• [Exercise]:
Scan the data below and pick out the lines containing the word "played".
--------
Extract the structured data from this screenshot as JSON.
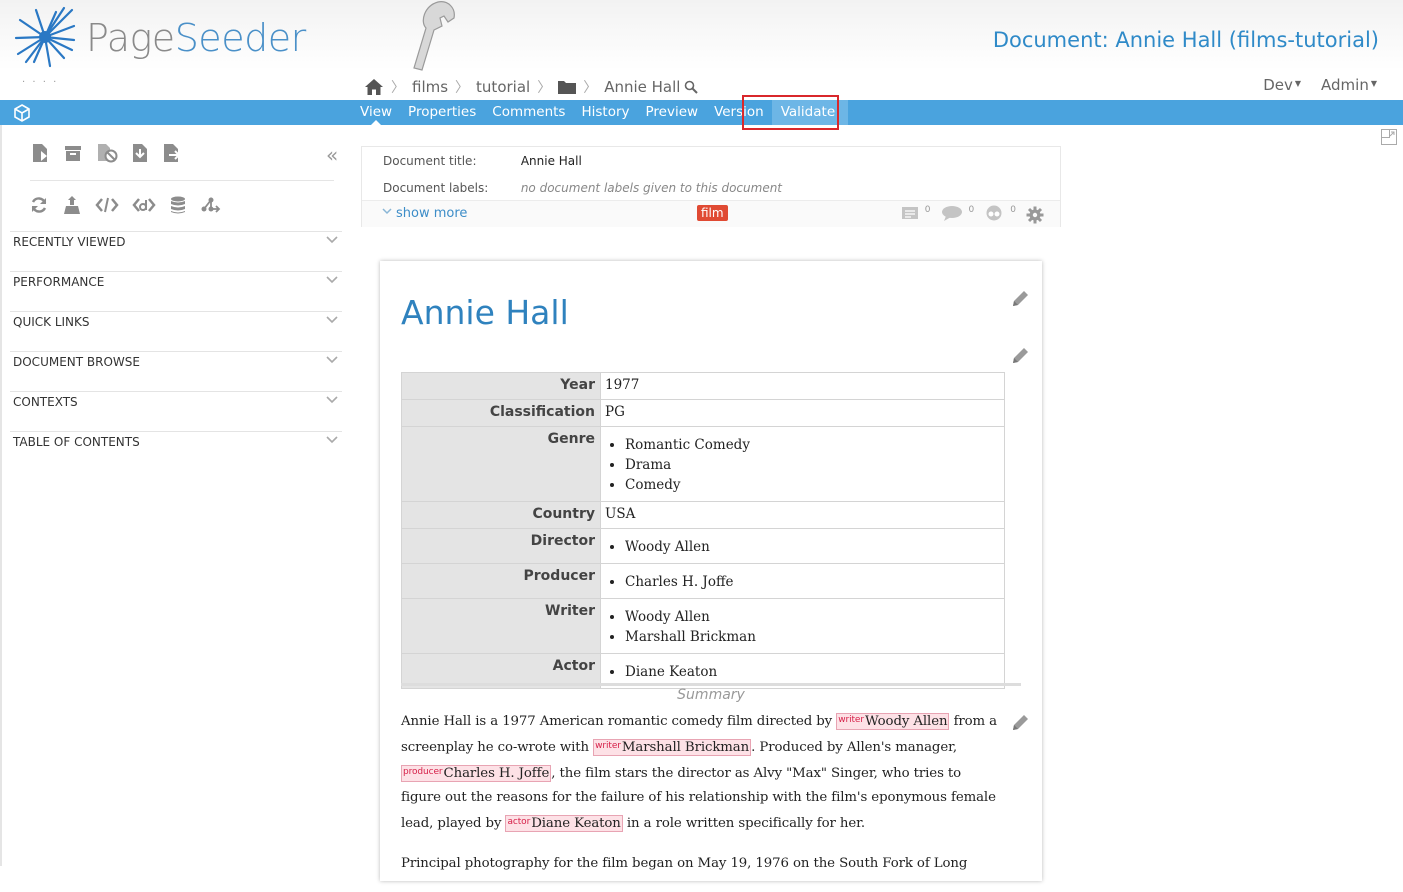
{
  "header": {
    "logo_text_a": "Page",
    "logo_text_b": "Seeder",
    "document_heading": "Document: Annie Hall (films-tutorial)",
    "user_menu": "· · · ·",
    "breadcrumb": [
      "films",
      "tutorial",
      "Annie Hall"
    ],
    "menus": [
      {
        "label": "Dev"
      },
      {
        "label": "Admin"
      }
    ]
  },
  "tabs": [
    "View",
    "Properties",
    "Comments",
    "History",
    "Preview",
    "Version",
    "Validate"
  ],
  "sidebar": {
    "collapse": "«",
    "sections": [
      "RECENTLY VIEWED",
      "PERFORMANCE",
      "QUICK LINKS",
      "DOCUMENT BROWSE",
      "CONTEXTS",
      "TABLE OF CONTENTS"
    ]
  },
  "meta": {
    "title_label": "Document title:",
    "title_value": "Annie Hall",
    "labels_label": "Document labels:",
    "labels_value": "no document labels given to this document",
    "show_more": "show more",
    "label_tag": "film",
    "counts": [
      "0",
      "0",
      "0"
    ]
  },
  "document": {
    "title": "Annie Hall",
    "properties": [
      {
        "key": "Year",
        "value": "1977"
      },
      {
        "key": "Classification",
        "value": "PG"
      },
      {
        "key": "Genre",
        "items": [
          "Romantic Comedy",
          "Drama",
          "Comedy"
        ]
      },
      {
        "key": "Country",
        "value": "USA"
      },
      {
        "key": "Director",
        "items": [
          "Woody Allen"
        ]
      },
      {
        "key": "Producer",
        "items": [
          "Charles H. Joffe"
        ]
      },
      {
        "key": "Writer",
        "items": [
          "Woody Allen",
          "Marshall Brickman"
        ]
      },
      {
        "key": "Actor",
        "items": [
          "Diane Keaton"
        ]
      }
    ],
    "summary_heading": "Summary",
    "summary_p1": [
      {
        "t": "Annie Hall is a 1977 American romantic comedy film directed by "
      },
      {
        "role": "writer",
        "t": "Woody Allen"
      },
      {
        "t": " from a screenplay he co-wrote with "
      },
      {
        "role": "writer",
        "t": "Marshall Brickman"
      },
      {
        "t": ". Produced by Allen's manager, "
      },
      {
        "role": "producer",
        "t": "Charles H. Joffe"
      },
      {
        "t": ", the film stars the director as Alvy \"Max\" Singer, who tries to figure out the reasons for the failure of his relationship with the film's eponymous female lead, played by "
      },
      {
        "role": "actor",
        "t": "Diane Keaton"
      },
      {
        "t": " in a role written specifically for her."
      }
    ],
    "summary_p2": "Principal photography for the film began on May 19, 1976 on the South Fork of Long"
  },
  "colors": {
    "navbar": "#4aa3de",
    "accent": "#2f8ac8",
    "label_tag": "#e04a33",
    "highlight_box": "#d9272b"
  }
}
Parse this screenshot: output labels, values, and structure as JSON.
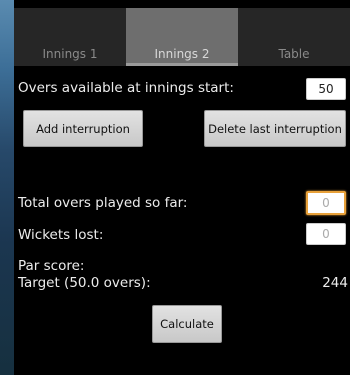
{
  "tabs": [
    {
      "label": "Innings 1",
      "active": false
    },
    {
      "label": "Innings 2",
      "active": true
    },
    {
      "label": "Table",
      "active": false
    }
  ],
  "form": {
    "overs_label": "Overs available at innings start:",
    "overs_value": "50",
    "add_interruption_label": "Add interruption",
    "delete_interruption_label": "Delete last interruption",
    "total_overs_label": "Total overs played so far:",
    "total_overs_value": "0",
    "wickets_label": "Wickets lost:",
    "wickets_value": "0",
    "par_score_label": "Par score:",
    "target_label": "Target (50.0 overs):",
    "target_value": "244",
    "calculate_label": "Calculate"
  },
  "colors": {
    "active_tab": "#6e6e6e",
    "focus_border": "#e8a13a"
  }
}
--------
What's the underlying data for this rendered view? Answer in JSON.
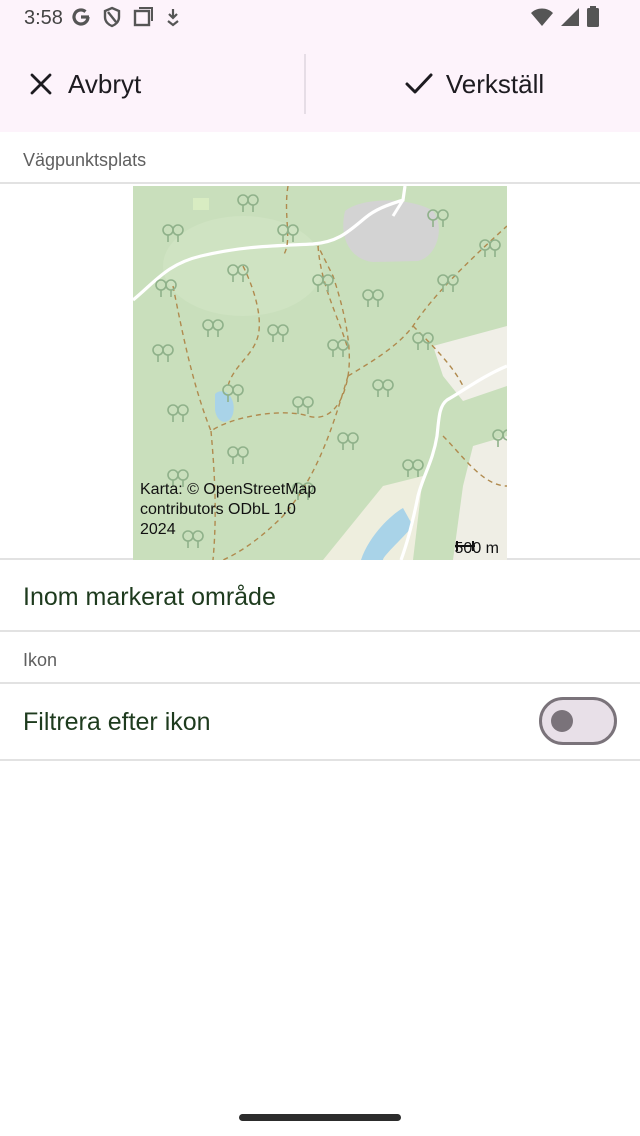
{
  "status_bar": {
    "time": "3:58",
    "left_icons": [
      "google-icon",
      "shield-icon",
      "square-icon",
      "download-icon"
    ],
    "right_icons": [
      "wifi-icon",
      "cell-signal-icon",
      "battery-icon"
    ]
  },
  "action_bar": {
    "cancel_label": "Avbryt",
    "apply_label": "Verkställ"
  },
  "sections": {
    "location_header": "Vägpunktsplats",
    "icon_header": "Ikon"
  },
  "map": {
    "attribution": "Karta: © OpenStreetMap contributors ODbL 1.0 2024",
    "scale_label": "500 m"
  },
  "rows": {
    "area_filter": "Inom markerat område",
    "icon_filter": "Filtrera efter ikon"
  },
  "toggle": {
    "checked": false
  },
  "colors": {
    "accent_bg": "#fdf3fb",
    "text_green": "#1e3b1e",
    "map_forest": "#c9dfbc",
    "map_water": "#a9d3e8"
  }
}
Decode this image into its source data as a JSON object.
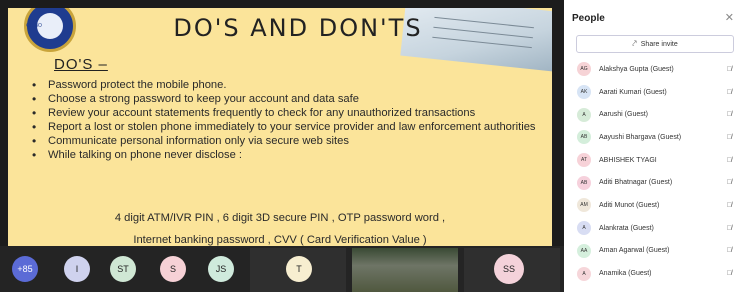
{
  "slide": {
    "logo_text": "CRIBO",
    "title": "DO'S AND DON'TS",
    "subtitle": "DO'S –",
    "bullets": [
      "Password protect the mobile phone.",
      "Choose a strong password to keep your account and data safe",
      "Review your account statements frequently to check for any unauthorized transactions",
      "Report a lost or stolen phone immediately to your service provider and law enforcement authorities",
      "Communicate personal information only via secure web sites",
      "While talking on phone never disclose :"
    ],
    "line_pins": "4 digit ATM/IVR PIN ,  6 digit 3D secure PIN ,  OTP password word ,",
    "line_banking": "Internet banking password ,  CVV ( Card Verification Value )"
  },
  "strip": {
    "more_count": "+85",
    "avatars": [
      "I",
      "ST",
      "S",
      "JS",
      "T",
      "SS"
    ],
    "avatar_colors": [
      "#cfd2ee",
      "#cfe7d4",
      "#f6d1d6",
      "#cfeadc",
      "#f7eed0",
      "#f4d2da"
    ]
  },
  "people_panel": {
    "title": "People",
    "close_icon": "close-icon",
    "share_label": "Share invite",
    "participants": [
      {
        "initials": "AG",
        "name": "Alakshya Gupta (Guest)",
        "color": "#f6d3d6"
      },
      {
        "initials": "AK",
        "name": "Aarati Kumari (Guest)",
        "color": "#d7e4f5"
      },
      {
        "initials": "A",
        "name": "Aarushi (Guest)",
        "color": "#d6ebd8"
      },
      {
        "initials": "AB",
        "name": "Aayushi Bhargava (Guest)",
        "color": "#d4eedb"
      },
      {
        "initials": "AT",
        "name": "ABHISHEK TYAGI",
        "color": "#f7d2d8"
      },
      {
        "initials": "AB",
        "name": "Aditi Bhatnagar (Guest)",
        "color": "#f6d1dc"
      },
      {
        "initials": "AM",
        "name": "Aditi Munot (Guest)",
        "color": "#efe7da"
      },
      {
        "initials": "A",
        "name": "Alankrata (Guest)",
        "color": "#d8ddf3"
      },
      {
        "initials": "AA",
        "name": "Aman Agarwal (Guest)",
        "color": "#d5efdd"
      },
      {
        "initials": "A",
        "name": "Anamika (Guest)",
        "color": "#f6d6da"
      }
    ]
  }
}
--------
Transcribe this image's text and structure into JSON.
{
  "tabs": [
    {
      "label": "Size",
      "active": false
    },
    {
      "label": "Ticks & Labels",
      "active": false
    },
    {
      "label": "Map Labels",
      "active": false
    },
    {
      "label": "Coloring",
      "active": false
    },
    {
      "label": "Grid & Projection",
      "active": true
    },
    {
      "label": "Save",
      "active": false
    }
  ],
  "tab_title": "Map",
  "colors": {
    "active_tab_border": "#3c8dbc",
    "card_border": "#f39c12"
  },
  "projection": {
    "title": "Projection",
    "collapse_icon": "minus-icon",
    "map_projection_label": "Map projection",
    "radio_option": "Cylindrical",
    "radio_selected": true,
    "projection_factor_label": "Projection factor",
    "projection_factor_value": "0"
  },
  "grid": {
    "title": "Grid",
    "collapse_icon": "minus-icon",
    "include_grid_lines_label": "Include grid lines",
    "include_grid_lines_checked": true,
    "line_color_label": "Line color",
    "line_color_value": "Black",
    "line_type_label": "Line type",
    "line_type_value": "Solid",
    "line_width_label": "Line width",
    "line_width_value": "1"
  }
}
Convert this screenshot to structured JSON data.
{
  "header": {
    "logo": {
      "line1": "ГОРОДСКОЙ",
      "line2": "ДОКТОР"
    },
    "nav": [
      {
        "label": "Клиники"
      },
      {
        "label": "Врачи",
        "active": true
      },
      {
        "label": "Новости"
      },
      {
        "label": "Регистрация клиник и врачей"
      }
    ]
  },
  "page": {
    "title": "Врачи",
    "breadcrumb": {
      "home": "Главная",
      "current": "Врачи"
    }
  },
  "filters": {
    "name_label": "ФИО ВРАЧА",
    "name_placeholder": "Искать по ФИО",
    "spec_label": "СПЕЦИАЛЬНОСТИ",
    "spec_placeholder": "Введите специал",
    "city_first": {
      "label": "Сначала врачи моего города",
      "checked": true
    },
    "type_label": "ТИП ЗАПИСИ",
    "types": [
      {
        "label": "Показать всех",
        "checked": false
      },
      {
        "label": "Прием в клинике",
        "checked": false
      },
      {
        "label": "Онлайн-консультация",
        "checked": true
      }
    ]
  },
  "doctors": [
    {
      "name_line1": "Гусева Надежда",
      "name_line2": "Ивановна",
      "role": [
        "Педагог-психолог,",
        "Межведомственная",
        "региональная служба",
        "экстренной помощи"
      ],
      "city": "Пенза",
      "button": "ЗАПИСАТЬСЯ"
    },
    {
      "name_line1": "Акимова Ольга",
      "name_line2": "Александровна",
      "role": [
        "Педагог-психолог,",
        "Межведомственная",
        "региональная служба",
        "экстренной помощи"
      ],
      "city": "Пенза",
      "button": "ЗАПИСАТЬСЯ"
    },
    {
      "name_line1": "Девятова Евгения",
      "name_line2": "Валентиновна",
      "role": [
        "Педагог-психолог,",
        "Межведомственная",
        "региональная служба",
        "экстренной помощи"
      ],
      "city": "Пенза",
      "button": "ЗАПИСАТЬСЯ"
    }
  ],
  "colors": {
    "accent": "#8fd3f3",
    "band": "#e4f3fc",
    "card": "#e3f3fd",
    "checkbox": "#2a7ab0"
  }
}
--------
• [Output]:
        "t": ", the film stars the director as Alvy \"Max\" Singer, who tries to figure out the reasons for the failure of his relationship with the film's eponymous female lead, played by "
    "total_overs_label": "Total overs played so far:",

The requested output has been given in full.